**Data listing**.
>> Begin

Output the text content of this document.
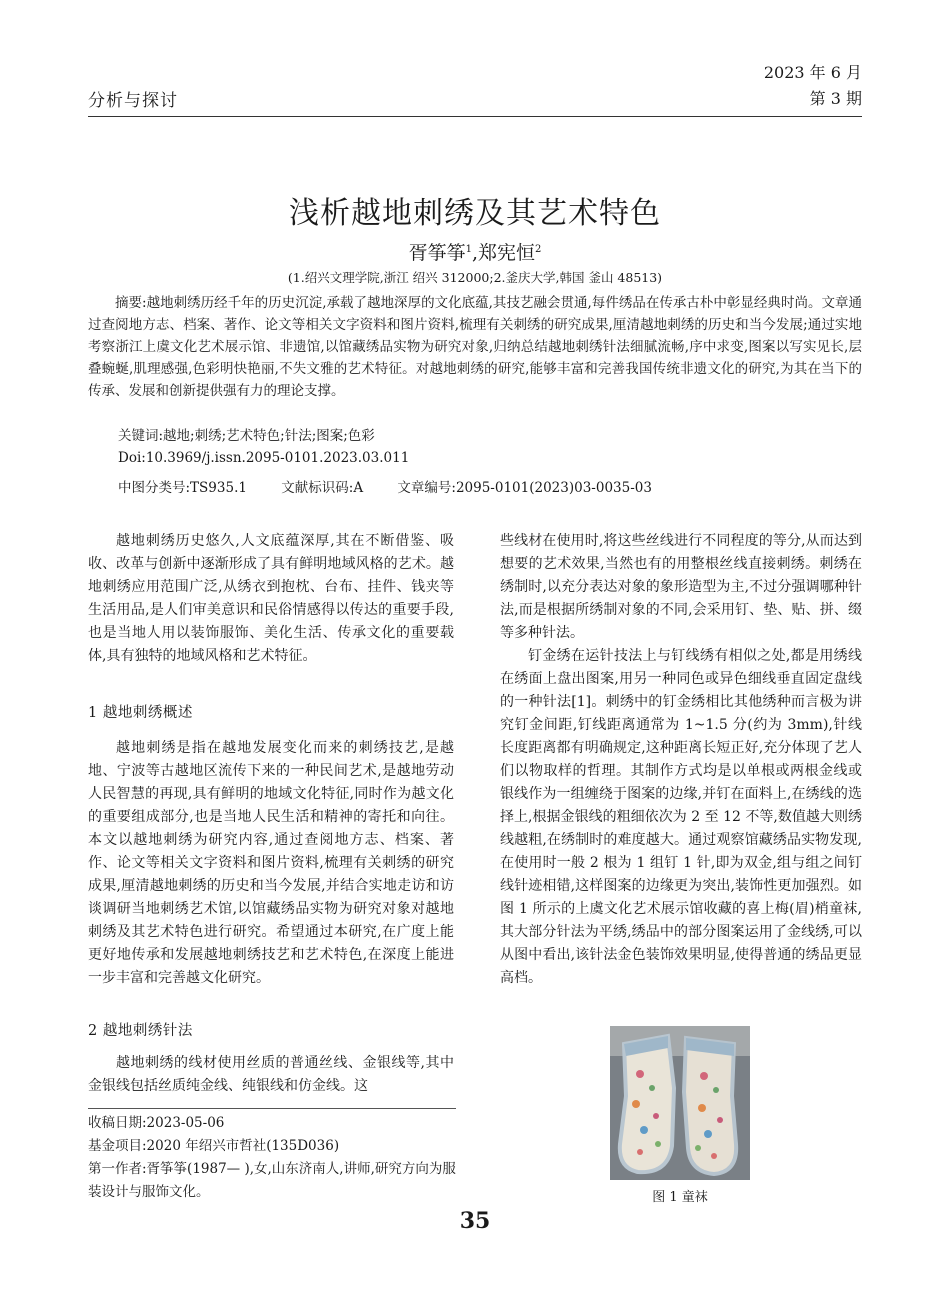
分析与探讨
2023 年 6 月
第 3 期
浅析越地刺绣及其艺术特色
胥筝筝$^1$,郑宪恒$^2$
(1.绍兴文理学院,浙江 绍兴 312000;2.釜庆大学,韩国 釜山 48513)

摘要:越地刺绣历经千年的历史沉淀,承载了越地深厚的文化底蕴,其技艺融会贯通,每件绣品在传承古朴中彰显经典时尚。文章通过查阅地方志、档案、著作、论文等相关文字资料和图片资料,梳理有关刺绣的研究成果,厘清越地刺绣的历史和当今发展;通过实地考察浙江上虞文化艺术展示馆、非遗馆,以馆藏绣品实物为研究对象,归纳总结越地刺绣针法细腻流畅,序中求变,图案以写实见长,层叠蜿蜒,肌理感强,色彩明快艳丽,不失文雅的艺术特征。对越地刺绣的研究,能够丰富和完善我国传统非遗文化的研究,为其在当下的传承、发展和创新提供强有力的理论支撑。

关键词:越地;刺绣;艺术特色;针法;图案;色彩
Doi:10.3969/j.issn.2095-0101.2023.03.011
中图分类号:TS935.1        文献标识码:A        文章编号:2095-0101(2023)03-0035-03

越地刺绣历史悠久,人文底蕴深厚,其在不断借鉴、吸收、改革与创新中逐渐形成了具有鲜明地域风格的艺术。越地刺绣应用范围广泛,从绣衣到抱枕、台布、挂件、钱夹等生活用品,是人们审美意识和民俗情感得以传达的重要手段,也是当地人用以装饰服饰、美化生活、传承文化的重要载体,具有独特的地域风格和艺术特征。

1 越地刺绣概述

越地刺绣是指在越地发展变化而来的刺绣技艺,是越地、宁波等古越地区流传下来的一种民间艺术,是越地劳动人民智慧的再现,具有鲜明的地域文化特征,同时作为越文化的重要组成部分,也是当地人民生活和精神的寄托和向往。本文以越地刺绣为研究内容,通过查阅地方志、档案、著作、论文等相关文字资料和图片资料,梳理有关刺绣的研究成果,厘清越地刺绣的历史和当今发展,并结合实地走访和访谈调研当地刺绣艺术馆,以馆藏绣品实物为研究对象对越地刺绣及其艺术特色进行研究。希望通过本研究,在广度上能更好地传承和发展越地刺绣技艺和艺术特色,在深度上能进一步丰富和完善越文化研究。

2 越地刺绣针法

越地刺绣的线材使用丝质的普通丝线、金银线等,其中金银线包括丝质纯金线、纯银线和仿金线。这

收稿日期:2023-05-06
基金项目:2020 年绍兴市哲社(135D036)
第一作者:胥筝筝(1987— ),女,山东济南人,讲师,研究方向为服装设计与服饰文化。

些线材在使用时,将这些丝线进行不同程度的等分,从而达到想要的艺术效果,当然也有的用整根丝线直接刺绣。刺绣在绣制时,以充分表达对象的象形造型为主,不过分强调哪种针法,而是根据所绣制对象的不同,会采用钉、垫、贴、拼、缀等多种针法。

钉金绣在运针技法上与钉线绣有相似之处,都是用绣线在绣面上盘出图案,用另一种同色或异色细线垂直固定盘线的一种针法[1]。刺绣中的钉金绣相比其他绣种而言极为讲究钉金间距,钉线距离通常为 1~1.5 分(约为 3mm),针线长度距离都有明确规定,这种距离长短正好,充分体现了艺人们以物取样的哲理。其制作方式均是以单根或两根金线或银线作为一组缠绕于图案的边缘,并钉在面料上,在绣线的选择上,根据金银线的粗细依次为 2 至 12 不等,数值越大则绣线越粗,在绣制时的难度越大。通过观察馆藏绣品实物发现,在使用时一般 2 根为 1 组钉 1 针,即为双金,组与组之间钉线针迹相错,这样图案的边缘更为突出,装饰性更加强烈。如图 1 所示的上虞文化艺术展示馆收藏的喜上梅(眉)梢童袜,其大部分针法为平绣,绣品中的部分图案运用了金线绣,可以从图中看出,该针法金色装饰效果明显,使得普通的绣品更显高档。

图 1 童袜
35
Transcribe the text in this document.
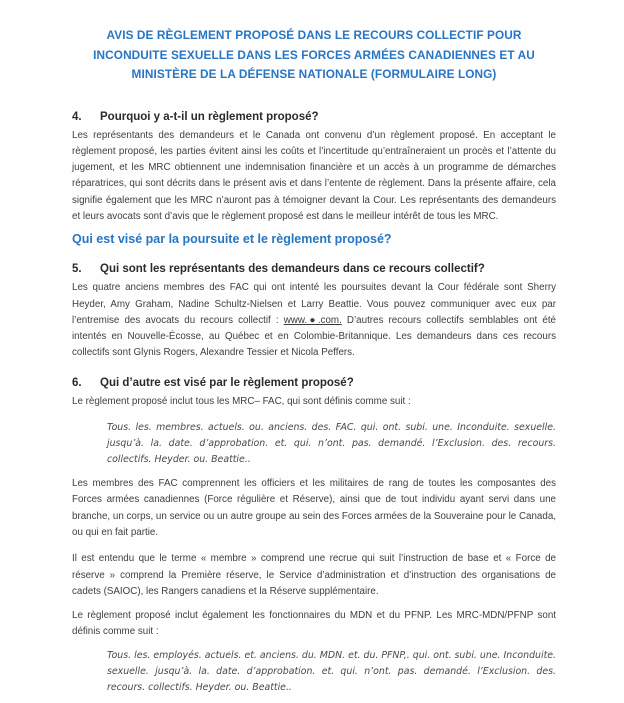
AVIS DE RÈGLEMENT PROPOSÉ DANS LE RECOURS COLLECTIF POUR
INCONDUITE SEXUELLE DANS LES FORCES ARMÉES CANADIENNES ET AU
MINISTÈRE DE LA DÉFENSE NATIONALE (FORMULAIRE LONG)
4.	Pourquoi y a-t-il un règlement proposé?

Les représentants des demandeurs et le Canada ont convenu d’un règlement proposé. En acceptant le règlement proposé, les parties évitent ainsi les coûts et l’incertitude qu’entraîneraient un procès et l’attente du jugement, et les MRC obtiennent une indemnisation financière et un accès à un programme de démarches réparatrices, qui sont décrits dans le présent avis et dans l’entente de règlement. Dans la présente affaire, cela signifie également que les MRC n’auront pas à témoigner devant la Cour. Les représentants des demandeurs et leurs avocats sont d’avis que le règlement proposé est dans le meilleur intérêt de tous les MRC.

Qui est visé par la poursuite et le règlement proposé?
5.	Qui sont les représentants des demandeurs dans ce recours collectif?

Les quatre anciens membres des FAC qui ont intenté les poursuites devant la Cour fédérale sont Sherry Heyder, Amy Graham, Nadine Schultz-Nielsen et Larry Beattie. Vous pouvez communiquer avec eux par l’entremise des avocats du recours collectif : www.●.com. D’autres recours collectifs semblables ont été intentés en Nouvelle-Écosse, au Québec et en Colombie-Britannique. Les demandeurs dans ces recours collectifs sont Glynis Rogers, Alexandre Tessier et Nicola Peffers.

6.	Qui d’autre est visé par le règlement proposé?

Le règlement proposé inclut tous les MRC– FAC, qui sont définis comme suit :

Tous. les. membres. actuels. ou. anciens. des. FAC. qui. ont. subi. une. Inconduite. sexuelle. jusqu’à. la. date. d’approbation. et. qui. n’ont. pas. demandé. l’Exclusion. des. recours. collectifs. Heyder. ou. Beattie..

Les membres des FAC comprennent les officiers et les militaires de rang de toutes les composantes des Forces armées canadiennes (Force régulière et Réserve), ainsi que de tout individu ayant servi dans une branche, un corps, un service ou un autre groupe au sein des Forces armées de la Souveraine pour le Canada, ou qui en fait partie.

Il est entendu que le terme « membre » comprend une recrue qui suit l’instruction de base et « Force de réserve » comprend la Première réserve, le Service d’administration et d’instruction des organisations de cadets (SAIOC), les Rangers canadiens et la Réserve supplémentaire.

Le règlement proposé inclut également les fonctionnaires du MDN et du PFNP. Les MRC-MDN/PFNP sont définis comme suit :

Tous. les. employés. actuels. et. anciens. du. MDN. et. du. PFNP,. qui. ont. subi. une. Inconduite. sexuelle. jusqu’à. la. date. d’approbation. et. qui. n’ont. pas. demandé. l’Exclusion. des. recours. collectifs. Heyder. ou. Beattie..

>> End

Copy out all lines from the material above that contain the string "梳理有关刺绣的研究成果".

摘要:越地刺绣历经千年的历史沉淀,承载了越地深厚的文化底蕴,其技艺融会贯通,每件绣品在传承古朴中彰显经典时尚。文章通过查阅地方志、档案、著作、论文等相关文字资料和图片资料,梳理有关刺绣的研究成果,厘清越地刺绣的历史和当今发展;通过实地考察浙江上虞文化艺术展示馆、非遗馆,以馆藏绣品实物为研究对象,归纳总结越地刺绣针法细腻流畅,序中求变,图案以写实见长,层叠蜿蜒,肌理感强,色彩明快艳丽,不失文雅的艺术特征。对越地刺绣的研究,能够丰富和完善我国传统非遗文化的研究,为其在当下的传承、发展和创新提供强有力的理论支撑。
越地刺绣是指在越地发展变化而来的刺绣技艺,是越地、宁波等古越地区流传下来的一种民间艺术,是越地劳动人民智慧的再现,具有鲜明的地域文化特征,同时作为越文化的重要组成部分,也是当地人民生活和精神的寄托和向往。本文以越地刺绣为研究内容,通过查阅地方志、档案、著作、论文等相关文字资料和图片资料,梳理有关刺绣的研究成果,厘清越地刺绣的历史和当今发展,并结合实地走访和访谈调研当地刺绣艺术馆,以馆藏绣品实物为研究对象对越地刺绣及其艺术特色进行研究。希望通过本研究,在广度上能更好地传承和发展越地刺绣技艺和艺术特色,在深度上能进一步丰富和完善越文化研究。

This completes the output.